**The request**
Report how many lines of the listing below include the word "nstorage". Give nothing but the number.

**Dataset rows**
-- Begin --

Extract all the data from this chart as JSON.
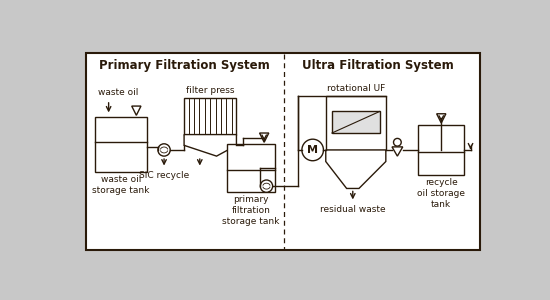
{
  "bg_color": "#c8c8c8",
  "line_color": "#2a1a0a",
  "title_primary": "Primary Filtration System",
  "title_ultra": "Ultra Filtration System",
  "label_waste_oil": "waste oil",
  "label_waste_tank": "waste oil\nstorage tank",
  "label_sic": "SiC recycle",
  "label_filter_press": "filter press",
  "label_primary_tank": "primary\nfiltration\nstorage tank",
  "label_rotational": "rotational UF",
  "label_residual": "residual waste",
  "label_recycle_tank": "recycle\noil storage\ntank",
  "label_M": "M",
  "font_size_title": 8.5,
  "font_size_label": 6.5,
  "line_width": 1.0
}
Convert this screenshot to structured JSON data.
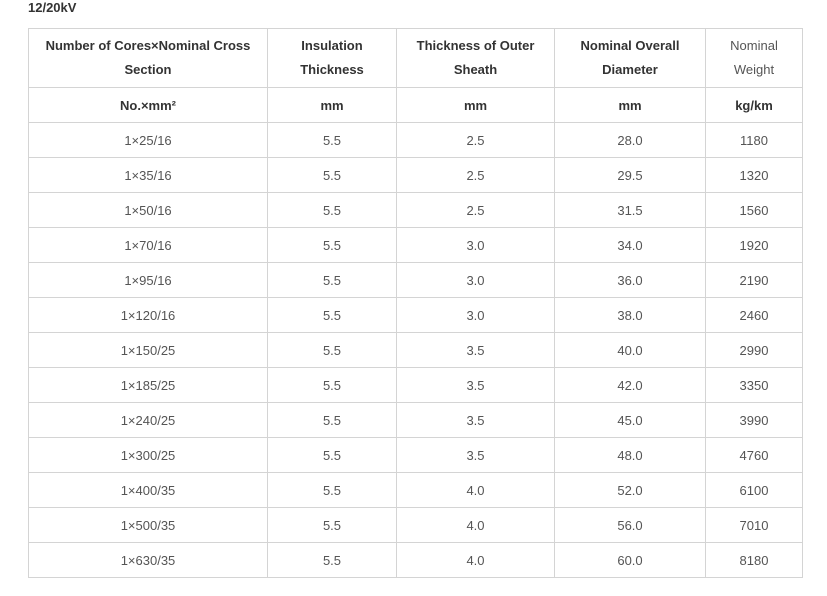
{
  "title": "12/20kV",
  "table": {
    "headers": [
      "Number of Cores×Nominal Cross Section",
      "Insulation Thickness",
      "Thickness of Outer Sheath",
      "Nominal Overall Diameter",
      "Nominal Weight"
    ],
    "units": [
      "No.×mm²",
      "mm",
      "mm",
      "mm",
      "kg/km"
    ],
    "rows": [
      [
        "1×25/16",
        "5.5",
        "2.5",
        "28.0",
        "1180"
      ],
      [
        "1×35/16",
        "5.5",
        "2.5",
        "29.5",
        "1320"
      ],
      [
        "1×50/16",
        "5.5",
        "2.5",
        "31.5",
        "1560"
      ],
      [
        "1×70/16",
        "5.5",
        "3.0",
        "34.0",
        "1920"
      ],
      [
        "1×95/16",
        "5.5",
        "3.0",
        "36.0",
        "2190"
      ],
      [
        "1×120/16",
        "5.5",
        "3.0",
        "38.0",
        "2460"
      ],
      [
        "1×150/25",
        "5.5",
        "3.5",
        "40.0",
        "2990"
      ],
      [
        "1×185/25",
        "5.5",
        "3.5",
        "42.0",
        "3350"
      ],
      [
        "1×240/25",
        "5.5",
        "3.5",
        "45.0",
        "3990"
      ],
      [
        "1×300/25",
        "5.5",
        "3.5",
        "48.0",
        "4760"
      ],
      [
        "1×400/35",
        "5.5",
        "4.0",
        "52.0",
        "6100"
      ],
      [
        "1×500/35",
        "5.5",
        "4.0",
        "56.0",
        "7010"
      ],
      [
        "1×630/35",
        "5.5",
        "4.0",
        "60.0",
        "8180"
      ]
    ]
  }
}
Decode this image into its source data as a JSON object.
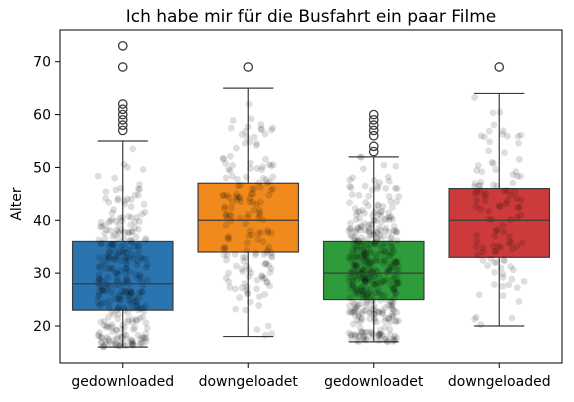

-- End --

**The result**
2